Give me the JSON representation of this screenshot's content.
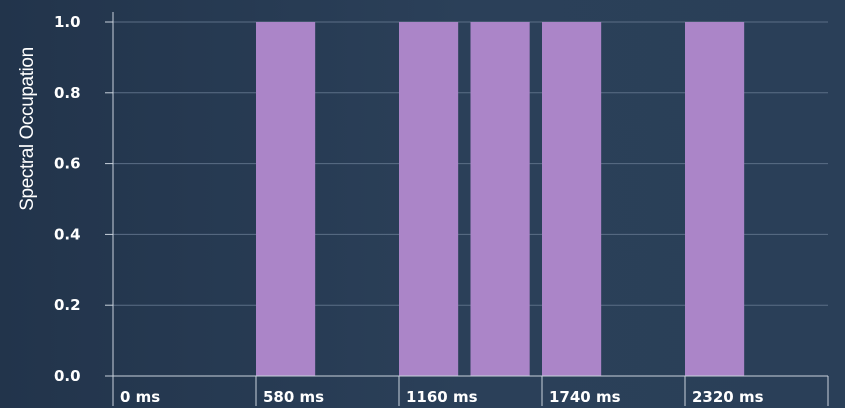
{
  "chart_data": {
    "type": "bar",
    "title": "",
    "xlabel": "",
    "ylabel": "Spectral Occupation",
    "unit": "ms",
    "x_ticks": [
      {
        "value": 0,
        "label": "0 ms"
      },
      {
        "value": 580,
        "label": "580 ms"
      },
      {
        "value": 1160,
        "label": "1160 ms"
      },
      {
        "value": 1740,
        "label": "1740 ms"
      },
      {
        "value": 2320,
        "label": "2320 ms"
      }
    ],
    "y_ticks": [
      {
        "value": 0.0,
        "label": "0.0"
      },
      {
        "value": 0.2,
        "label": "0.2"
      },
      {
        "value": 0.4,
        "label": "0.4"
      },
      {
        "value": 0.6,
        "label": "0.6"
      },
      {
        "value": 0.8,
        "label": "0.8"
      },
      {
        "value": 1.0,
        "label": "1.0"
      }
    ],
    "xlim": [
      0,
      2900
    ],
    "ylim": [
      0,
      1.0
    ],
    "grid": true,
    "bar_color": "#ab85c8",
    "background_color": "#2b4059",
    "bars": [
      {
        "start": 580,
        "end": 820,
        "value": 1.0
      },
      {
        "start": 1160,
        "end": 1400,
        "value": 1.0
      },
      {
        "start": 1450,
        "end": 1690,
        "value": 1.0
      },
      {
        "start": 1740,
        "end": 1980,
        "value": 1.0
      },
      {
        "start": 2320,
        "end": 2560,
        "value": 1.0
      }
    ]
  }
}
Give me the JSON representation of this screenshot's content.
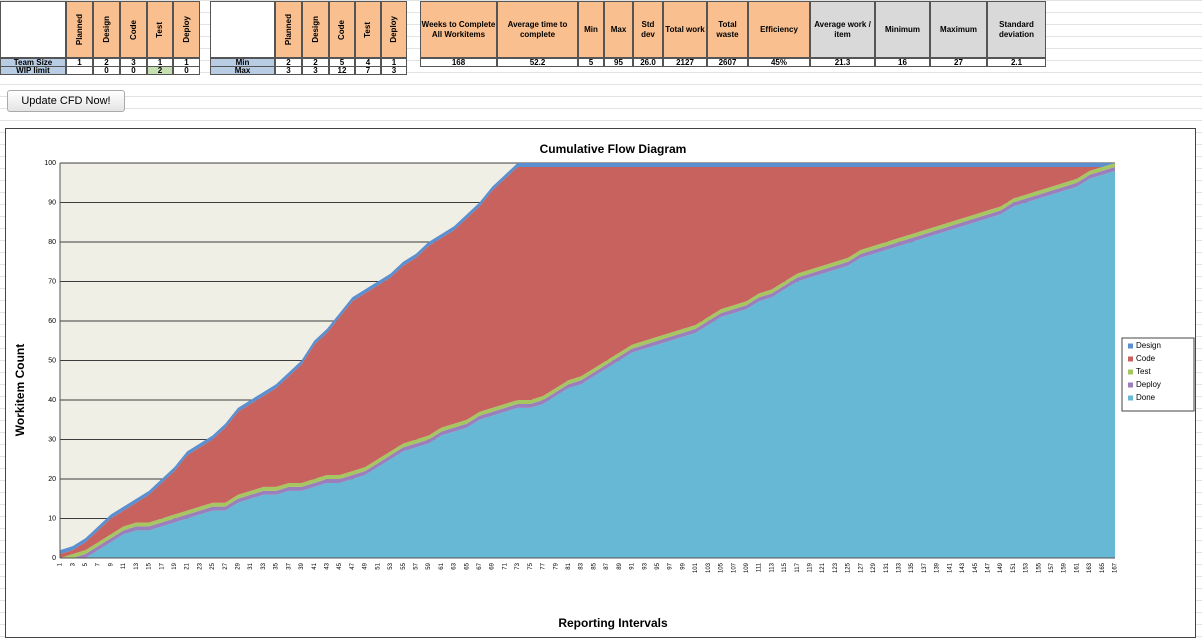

----

* **DIRECTIVE**
Images in the records should not be copied. Repeat all the rest exactly.

* **RESULT**
Give me the JSON representation of this screenshot's content.
{
  "chart_data": {
    "type": "bar",
    "title": "",
    "xlabel": "",
    "ylabel": "Spectral Occupation",
    "unit": "ms",
    "x_ticks": [
      {
        "value": 0,
        "label": "0 ms"
      },
      {
        "value": 580,
        "label": "580 ms"
      },
      {
        "value": 1160,
        "label": "1160 ms"
      },
      {
        "value": 1740,
        "label": "1740 ms"
      },
      {
        "value": 2320,
        "label": "2320 ms"
      }
    ],
    "y_ticks": [
      {
        "value": 0.0,
        "label": "0.0"
      },
      {
        "value": 0.2,
        "label": "0.2"
      },
      {
        "value": 0.4,
        "label": "0.4"
      },
      {
        "value": 0.6,
        "label": "0.6"
      },
      {
        "value": 0.8,
        "label": "0.8"
      },
      {
        "value": 1.0,
        "label": "1.0"
      }
    ],
    "xlim": [
      0,
      2900
    ],
    "ylim": [
      0,
      1.0
    ],
    "grid": true,
    "bar_color": "#ab85c8",
    "background_color": "#2b4059",
    "bars": [
      {
        "start": 580,
        "end": 820,
        "value": 1.0
      },
      {
        "start": 1160,
        "end": 1400,
        "value": 1.0
      },
      {
        "start": 1450,
        "end": 1690,
        "value": 1.0
      },
      {
        "start": 1740,
        "end": 1980,
        "value": 1.0
      },
      {
        "start": 2320,
        "end": 2560,
        "value": 1.0
      }
    ]
  }
}
Give me the JSON representation of this screenshot's content.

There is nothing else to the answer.